Objective: Reproduce all of the data exactly, with no line skipped.

:::::

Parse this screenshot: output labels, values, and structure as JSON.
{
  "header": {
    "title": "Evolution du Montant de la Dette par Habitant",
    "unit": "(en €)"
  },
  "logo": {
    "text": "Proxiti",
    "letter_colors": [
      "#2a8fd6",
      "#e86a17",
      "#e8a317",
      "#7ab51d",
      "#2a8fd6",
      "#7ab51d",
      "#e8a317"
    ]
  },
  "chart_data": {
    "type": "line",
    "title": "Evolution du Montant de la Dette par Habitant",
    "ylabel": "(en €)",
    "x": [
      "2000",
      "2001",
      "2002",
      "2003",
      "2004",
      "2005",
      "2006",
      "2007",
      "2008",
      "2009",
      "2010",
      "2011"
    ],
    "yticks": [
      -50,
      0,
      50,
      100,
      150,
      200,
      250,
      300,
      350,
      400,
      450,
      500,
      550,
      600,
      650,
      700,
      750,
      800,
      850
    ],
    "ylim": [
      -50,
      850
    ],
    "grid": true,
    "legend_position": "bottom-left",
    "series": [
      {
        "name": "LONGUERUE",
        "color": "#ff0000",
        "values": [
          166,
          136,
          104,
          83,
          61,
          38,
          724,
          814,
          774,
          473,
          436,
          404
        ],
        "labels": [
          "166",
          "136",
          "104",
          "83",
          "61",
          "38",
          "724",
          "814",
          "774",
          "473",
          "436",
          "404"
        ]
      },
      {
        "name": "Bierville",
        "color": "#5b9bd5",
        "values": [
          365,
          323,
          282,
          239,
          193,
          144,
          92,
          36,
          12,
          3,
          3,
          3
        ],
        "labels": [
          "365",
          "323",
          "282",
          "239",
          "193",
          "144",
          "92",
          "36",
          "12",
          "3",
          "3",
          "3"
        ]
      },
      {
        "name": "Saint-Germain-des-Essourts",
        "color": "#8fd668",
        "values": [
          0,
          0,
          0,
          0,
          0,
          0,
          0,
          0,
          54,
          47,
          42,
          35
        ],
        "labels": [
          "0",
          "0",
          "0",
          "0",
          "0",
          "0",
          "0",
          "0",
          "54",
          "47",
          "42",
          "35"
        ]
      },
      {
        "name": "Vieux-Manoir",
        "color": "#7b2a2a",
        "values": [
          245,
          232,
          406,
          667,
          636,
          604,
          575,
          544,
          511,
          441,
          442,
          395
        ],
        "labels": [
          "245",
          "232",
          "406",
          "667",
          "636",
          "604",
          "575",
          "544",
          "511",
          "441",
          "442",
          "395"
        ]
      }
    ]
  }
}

:::::

The output:
Parse this screenshot: output labels, values, and structure as JSON.
{
  "header": {
    "title": "Evolution du Montant de la Dette par Habitant",
    "unit": "(en €)"
  },
  "logo": {
    "text": "Proxiti",
    "letter_colors": [
      "#2a8fd6",
      "#e86a17",
      "#e8a317",
      "#7ab51d",
      "#2a8fd6",
      "#7ab51d",
      "#e8a317"
    ]
  },
  "chart_data": {
    "type": "line",
    "title": "Evolution du Montant de la Dette par Habitant",
    "ylabel": "(en €)",
    "x": [
      "2000",
      "2001",
      "2002",
      "2003",
      "2004",
      "2005",
      "2006",
      "2007",
      "2008",
      "2009",
      "2010",
      "2011"
    ],
    "yticks": [
      -50,
      0,
      50,
      100,
      150,
      200,
      250,
      300,
      350,
      400,
      450,
      500,
      550,
      600,
      650,
      700,
      750,
      800,
      850
    ],
    "ylim": [
      -50,
      850
    ],
    "grid": true,
    "legend_position": "bottom-left",
    "series": [
      {
        "name": "LONGUERUE",
        "color": "#ff0000",
        "values": [
          166,
          136,
          104,
          83,
          61,
          38,
          724,
          814,
          774,
          473,
          436,
          404
        ],
        "labels": [
          "166",
          "136",
          "104",
          "83",
          "61",
          "38",
          "724",
          "814",
          "774",
          "473",
          "436",
          "404"
        ]
      },
      {
        "name": "Bierville",
        "color": "#5b9bd5",
        "values": [
          365,
          323,
          282,
          239,
          193,
          144,
          92,
          36,
          12,
          3,
          3,
          3
        ],
        "labels": [
          "365",
          "323",
          "282",
          "239",
          "193",
          "144",
          "92",
          "36",
          "12",
          "3",
          "3",
          "3"
        ]
      },
      {
        "name": "Saint-Germain-des-Essourts",
        "color": "#8fd668",
        "values": [
          0,
          0,
          0,
          0,
          0,
          0,
          0,
          0,
          54,
          47,
          42,
          35
        ],
        "labels": [
          "0",
          "0",
          "0",
          "0",
          "0",
          "0",
          "0",
          "0",
          "54",
          "47",
          "42",
          "35"
        ]
      },
      {
        "name": "Vieux-Manoir",
        "color": "#7b2a2a",
        "values": [
          245,
          232,
          406,
          667,
          636,
          604,
          575,
          544,
          511,
          441,
          442,
          395
        ],
        "labels": [
          "245",
          "232",
          "406",
          "667",
          "636",
          "604",
          "575",
          "544",
          "511",
          "441",
          "442",
          "395"
        ]
      }
    ]
  }
}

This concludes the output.